— Begin Raw data —

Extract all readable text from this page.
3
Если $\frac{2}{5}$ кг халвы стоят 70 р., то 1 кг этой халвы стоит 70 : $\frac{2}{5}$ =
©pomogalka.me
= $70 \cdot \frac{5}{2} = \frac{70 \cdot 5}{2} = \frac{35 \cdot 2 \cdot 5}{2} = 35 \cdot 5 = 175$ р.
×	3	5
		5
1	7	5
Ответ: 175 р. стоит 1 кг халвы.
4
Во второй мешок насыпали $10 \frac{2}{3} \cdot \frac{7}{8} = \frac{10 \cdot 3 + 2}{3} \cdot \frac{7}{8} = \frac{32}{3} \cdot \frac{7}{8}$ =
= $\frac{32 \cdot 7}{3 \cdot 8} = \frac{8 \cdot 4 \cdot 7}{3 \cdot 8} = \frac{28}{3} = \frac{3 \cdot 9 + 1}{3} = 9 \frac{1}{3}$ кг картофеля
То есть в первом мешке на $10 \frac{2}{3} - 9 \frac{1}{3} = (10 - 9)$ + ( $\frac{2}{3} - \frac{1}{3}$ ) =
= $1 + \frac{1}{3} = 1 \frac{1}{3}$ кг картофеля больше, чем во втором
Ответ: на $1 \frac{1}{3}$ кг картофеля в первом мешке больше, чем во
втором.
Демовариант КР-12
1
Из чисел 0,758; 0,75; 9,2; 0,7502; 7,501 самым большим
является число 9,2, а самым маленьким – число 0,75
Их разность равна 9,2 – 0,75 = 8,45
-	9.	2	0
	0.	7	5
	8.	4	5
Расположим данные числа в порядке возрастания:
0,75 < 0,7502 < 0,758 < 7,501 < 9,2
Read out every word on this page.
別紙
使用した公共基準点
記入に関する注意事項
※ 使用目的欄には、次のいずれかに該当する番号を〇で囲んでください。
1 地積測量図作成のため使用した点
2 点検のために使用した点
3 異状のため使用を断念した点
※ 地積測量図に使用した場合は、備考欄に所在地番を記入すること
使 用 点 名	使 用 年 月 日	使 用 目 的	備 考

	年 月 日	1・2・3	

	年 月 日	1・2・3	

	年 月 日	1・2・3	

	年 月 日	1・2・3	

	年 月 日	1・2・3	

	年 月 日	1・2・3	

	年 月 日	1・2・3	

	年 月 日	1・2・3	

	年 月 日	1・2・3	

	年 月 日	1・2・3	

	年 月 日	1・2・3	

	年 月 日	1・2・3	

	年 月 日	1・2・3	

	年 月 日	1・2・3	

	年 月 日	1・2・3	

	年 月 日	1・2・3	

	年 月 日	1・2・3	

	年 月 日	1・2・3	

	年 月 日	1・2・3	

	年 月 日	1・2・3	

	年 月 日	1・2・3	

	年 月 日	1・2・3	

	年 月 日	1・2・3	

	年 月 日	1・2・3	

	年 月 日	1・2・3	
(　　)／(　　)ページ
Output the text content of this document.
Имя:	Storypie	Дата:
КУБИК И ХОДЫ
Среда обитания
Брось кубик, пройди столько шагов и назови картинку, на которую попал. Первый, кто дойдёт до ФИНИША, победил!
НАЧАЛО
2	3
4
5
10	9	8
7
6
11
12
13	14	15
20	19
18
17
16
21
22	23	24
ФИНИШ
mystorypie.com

— End Raw data —

• **To do**
The full set of records should be duplicated exactly.

• **Solution to this problem**
Extract all readable text from this page.
3
Если $\frac{2}{5}$ кг халвы стоят 70 р., то 1 кг этой халвы стоит 70 : $\frac{2}{5}$ =
©pomogalka.me
= $70 \cdot \frac{5}{2} = \frac{70 \cdot 5}{2} = \frac{35 \cdot 2 \cdot 5}{2} = 35 \cdot 5 = 175$ р.
×	3	5
		5
1	7	5
Ответ: 175 р. стоит 1 кг халвы.
4
Во второй мешок насыпали $10 \frac{2}{3} \cdot \frac{7}{8} = \frac{10 \cdot 3 + 2}{3} \cdot \frac{7}{8} = \frac{32}{3} \cdot \frac{7}{8}$ =
= $\frac{32 \cdot 7}{3 \cdot 8} = \frac{8 \cdot 4 \cdot 7}{3 \cdot 8} = \frac{28}{3} = \frac{3 \cdot 9 + 1}{3} = 9 \frac{1}{3}$ кг картофеля
То есть в первом мешке на $10 \frac{2}{3} - 9 \frac{1}{3} = (10 - 9)$ + ( $\frac{2}{3} - \frac{1}{3}$ ) =
= $1 + \frac{1}{3} = 1 \frac{1}{3}$ кг картофеля больше, чем во втором
Ответ: на $1 \frac{1}{3}$ кг картофеля в первом мешке больше, чем во
втором.
Демовариант КР-12
1
Из чисел 0,758; 0,75; 9,2; 0,7502; 7,501 самым большим
является число 9,2, а самым маленьким – число 0,75
Их разность равна 9,2 – 0,75 = 8,45
-	9.	2	0
	0.	7	5
	8.	4	5
Расположим данные числа в порядке возрастания:
0,75 < 0,7502 < 0,758 < 7,501 < 9,2
Read out every word on this page.
別紙
使用した公共基準点
記入に関する注意事項
※ 使用目的欄には、次のいずれかに該当する番号を〇で囲んでください。
1 地積測量図作成のため使用した点
2 点検のために使用した点
3 異状のため使用を断念した点
※ 地積測量図に使用した場合は、備考欄に所在地番を記入すること
使 用 点 名	使 用 年 月 日	使 用 目 的	備 考

	年 月 日	1・2・3	

	年 月 日	1・2・3	

	年 月 日	1・2・3	

	年 月 日	1・2・3	

	年 月 日	1・2・3	

	年 月 日	1・2・3	

	年 月 日	1・2・3	

	年 月 日	1・2・3	

	年 月 日	1・2・3	

	年 月 日	1・2・3	

	年 月 日	1・2・3	

	年 月 日	1・2・3	

	年 月 日	1・2・3	

	年 月 日	1・2・3	

	年 月 日	1・2・3	

	年 月 日	1・2・3	

	年 月 日	1・2・3	

	年 月 日	1・2・3	

	年 月 日	1・2・3	

	年 月 日	1・2・3	

	年 月 日	1・2・3	

	年 月 日	1・2・3	

	年 月 日	1・2・3	

	年 月 日	1・2・3	

	年 月 日	1・2・3	
(　　)／(　　)ページ
Output the text content of this document.
Имя:	Storypie	Дата:
КУБИК И ХОДЫ
Среда обитания
Брось кубик, пройди столько шагов и назови картинку, на которую попал. Первый, кто дойдёт до ФИНИША, победил!
НАЧАЛО
2	3
4
5
10	9	8
7
6
11
12
13	14	15
20	19
18
17
16
21
22	23	24
ФИНИШ
mystorypie.com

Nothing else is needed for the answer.